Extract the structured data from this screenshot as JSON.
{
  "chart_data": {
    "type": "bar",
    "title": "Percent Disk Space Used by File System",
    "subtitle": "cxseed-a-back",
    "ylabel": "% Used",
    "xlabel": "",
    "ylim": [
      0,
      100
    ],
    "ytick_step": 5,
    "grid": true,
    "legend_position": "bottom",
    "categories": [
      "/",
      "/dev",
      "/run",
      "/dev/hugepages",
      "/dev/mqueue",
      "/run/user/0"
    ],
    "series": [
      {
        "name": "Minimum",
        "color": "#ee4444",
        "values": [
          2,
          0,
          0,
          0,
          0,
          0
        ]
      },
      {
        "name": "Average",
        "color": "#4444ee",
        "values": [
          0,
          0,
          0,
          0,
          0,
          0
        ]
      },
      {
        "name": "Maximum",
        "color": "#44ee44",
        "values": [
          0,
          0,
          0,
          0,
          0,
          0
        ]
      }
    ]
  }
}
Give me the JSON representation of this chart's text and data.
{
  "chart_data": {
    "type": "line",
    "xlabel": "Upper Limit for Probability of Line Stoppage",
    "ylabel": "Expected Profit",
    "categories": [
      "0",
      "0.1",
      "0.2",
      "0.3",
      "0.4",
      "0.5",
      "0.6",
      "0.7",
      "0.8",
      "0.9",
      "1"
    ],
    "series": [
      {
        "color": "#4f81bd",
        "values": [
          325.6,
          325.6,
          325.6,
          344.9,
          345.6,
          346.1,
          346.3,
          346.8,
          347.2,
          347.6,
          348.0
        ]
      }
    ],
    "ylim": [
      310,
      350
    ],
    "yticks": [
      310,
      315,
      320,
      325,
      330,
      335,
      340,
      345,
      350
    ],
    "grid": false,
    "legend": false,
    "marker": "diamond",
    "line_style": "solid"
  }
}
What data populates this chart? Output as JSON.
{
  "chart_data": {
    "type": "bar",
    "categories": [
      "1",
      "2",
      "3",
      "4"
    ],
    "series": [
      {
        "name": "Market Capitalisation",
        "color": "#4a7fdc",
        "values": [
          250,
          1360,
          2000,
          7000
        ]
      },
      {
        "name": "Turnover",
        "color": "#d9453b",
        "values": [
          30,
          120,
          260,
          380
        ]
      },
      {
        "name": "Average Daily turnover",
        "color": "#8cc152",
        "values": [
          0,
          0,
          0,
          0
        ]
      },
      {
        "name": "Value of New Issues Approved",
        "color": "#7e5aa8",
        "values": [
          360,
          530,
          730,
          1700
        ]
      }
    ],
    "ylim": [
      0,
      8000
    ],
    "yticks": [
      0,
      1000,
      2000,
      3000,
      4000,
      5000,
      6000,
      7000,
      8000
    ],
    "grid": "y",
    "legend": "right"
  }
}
···
# Goal of the exercise
Your task is to give the records above again, exactly.

# Solution to this exercise
Extract the structured data from this screenshot as JSON.
{
  "chart_data": {
    "type": "bar",
    "title": "Percent Disk Space Used by File System",
    "subtitle": "cxseed-a-back",
    "ylabel": "% Used",
    "xlabel": "",
    "ylim": [
      0,
      100
    ],
    "ytick_step": 5,
    "grid": true,
    "legend_position": "bottom",
    "categories": [
      "/",
      "/dev",
      "/run",
      "/dev/hugepages",
      "/dev/mqueue",
      "/run/user/0"
    ],
    "series": [
      {
        "name": "Minimum",
        "color": "#ee4444",
        "values": [
          2,
          0,
          0,
          0,
          0,
          0
        ]
      },
      {
        "name": "Average",
        "color": "#4444ee",
        "values": [
          0,
          0,
          0,
          0,
          0,
          0
        ]
      },
      {
        "name": "Maximum",
        "color": "#44ee44",
        "values": [
          0,
          0,
          0,
          0,
          0,
          0
        ]
      }
    ]
  }
}
Give me the JSON representation of this chart's text and data.
{
  "chart_data": {
    "type": "line",
    "xlabel": "Upper Limit for Probability of Line Stoppage",
    "ylabel": "Expected Profit",
    "categories": [
      "0",
      "0.1",
      "0.2",
      "0.3",
      "0.4",
      "0.5",
      "0.6",
      "0.7",
      "0.8",
      "0.9",
      "1"
    ],
    "series": [
      {
        "color": "#4f81bd",
        "values": [
          325.6,
          325.6,
          325.6,
          344.9,
          345.6,
          346.1,
          346.3,
          346.8,
          347.2,
          347.6,
          348.0
        ]
      }
    ],
    "ylim": [
      310,
      350
    ],
    "yticks": [
      310,
      315,
      320,
      325,
      330,
      335,
      340,
      345,
      350
    ],
    "grid": false,
    "legend": false,
    "marker": "diamond",
    "line_style": "solid"
  }
}
What data populates this chart? Output as JSON.
{
  "chart_data": {
    "type": "bar",
    "categories": [
      "1",
      "2",
      "3",
      "4"
    ],
    "series": [
      {
        "name": "Market Capitalisation",
        "color": "#4a7fdc",
        "values": [
          250,
          1360,
          2000,
          7000
        ]
      },
      {
        "name": "Turnover",
        "color": "#d9453b",
        "values": [
          30,
          120,
          260,
          380
        ]
      },
      {
        "name": "Average Daily turnover",
        "color": "#8cc152",
        "values": [
          0,
          0,
          0,
          0
        ]
      },
      {
        "name": "Value of New Issues Approved",
        "color": "#7e5aa8",
        "values": [
          360,
          530,
          730,
          1700
        ]
      }
    ],
    "ylim": [
      0,
      8000
    ],
    "yticks": [
      0,
      1000,
      2000,
      3000,
      4000,
      5000,
      6000,
      7000,
      8000
    ],
    "grid": "y",
    "legend": "right"
  }
}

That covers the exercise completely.